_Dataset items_
## BEGIN

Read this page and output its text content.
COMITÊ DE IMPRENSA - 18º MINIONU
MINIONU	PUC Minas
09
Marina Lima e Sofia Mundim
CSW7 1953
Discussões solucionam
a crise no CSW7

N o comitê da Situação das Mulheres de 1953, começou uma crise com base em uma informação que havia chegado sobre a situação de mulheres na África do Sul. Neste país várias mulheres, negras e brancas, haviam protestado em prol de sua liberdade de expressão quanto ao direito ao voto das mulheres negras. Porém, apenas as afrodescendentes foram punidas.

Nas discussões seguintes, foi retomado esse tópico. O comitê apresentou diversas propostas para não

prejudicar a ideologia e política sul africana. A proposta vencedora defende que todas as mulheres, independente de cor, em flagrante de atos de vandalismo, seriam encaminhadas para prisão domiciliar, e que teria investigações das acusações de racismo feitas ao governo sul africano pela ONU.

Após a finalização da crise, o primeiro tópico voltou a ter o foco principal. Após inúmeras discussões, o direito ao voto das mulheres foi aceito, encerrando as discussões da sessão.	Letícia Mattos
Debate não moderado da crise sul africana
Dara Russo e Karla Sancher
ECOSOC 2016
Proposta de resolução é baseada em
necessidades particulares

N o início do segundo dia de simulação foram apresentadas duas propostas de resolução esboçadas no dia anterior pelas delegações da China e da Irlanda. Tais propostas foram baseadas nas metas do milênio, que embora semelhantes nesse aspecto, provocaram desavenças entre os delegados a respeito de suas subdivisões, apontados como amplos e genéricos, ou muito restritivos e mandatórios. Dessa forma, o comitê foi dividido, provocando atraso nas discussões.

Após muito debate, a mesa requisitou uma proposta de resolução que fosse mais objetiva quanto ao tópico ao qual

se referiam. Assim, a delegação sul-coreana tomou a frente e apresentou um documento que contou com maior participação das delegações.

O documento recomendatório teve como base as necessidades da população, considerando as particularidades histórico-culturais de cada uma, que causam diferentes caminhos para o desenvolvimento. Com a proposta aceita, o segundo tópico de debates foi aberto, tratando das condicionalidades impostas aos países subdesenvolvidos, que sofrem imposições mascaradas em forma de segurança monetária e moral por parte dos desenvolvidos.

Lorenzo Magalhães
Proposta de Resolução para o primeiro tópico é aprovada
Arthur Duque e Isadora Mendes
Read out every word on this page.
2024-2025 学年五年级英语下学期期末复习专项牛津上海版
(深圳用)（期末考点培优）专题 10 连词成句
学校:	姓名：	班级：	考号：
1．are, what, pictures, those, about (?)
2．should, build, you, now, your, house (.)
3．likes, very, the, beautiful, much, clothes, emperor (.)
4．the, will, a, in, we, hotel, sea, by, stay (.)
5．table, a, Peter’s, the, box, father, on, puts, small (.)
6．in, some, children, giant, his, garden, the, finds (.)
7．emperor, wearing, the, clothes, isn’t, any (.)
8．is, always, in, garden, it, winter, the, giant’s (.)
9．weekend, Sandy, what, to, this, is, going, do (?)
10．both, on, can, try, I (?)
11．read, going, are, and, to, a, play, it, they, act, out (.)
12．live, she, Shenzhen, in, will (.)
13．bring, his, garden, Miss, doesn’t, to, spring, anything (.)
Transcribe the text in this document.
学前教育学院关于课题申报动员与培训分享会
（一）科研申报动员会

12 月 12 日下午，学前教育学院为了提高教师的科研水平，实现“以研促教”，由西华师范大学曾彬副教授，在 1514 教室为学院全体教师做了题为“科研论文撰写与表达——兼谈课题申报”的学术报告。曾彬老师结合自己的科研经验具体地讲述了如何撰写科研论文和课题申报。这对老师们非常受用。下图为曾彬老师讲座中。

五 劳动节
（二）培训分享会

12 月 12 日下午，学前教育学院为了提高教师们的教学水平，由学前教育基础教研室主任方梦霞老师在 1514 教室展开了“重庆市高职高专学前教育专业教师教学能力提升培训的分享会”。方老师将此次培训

## END

Print all of the entries exactly as they appear.

Read this page and output its text content.
COMITÊ DE IMPRENSA - 18º MINIONU
MINIONU	PUC Minas
09
Marina Lima e Sofia Mundim
CSW7 1953
Discussões solucionam
a crise no CSW7

N o comitê da Situação das Mulheres de 1953, começou uma crise com base em uma informação que havia chegado sobre a situação de mulheres na África do Sul. Neste país várias mulheres, negras e brancas, haviam protestado em prol de sua liberdade de expressão quanto ao direito ao voto das mulheres negras. Porém, apenas as afrodescendentes foram punidas.

Nas discussões seguintes, foi retomado esse tópico. O comitê apresentou diversas propostas para não

prejudicar a ideologia e política sul africana. A proposta vencedora defende que todas as mulheres, independente de cor, em flagrante de atos de vandalismo, seriam encaminhadas para prisão domiciliar, e que teria investigações das acusações de racismo feitas ao governo sul africano pela ONU.

Após a finalização da crise, o primeiro tópico voltou a ter o foco principal. Após inúmeras discussões, o direito ao voto das mulheres foi aceito, encerrando as discussões da sessão.	Letícia Mattos
Debate não moderado da crise sul africana
Dara Russo e Karla Sancher
ECOSOC 2016
Proposta de resolução é baseada em
necessidades particulares

N o início do segundo dia de simulação foram apresentadas duas propostas de resolução esboçadas no dia anterior pelas delegações da China e da Irlanda. Tais propostas foram baseadas nas metas do milênio, que embora semelhantes nesse aspecto, provocaram desavenças entre os delegados a respeito de suas subdivisões, apontados como amplos e genéricos, ou muito restritivos e mandatórios. Dessa forma, o comitê foi dividido, provocando atraso nas discussões.

Após muito debate, a mesa requisitou uma proposta de resolução que fosse mais objetiva quanto ao tópico ao qual

se referiam. Assim, a delegação sul-coreana tomou a frente e apresentou um documento que contou com maior participação das delegações.

O documento recomendatório teve como base as necessidades da população, considerando as particularidades histórico-culturais de cada uma, que causam diferentes caminhos para o desenvolvimento. Com a proposta aceita, o segundo tópico de debates foi aberto, tratando das condicionalidades impostas aos países subdesenvolvidos, que sofrem imposições mascaradas em forma de segurança monetária e moral por parte dos desenvolvidos.

Lorenzo Magalhães
Proposta de Resolução para o primeiro tópico é aprovada
Arthur Duque e Isadora Mendes
Read out every word on this page.
2024-2025 学年五年级英语下学期期末复习专项牛津上海版
(深圳用)（期末考点培优）专题 10 连词成句
学校:	姓名：	班级：	考号：
1．are, what, pictures, those, about (?)
2．should, build, you, now, your, house (.)
3．likes, very, the, beautiful, much, clothes, emperor (.)
4．the, will, a, in, we, hotel, sea, by, stay (.)
5．table, a, Peter’s, the, box, father, on, puts, small (.)
6．in, some, children, giant, his, garden, the, finds (.)
7．emperor, wearing, the, clothes, isn’t, any (.)
8．is, always, in, garden, it, winter, the, giant’s (.)
9．weekend, Sandy, what, to, this, is, going, do (?)
10．both, on, can, try, I (?)
11．read, going, are, and, to, a, play, it, they, act, out (.)
12．live, she, Shenzhen, in, will (.)
13．bring, his, garden, Miss, doesn’t, to, spring, anything (.)
Transcribe the text in this document.
学前教育学院关于课题申报动员与培训分享会
（一）科研申报动员会

12 月 12 日下午，学前教育学院为了提高教师的科研水平，实现“以研促教”，由西华师范大学曾彬副教授，在 1514 教室为学院全体教师做了题为“科研论文撰写与表达——兼谈课题申报”的学术报告。曾彬老师结合自己的科研经验具体地讲述了如何撰写科研论文和课题申报。这对老师们非常受用。下图为曾彬老师讲座中。

五 劳动节
（二）培训分享会

12 月 12 日下午，学前教育学院为了提高教师们的教学水平，由学前教育基础教研室主任方梦霞老师在 1514 教室展开了“重庆市高职高专学前教育专业教师教学能力提升培训的分享会”。方老师将此次培训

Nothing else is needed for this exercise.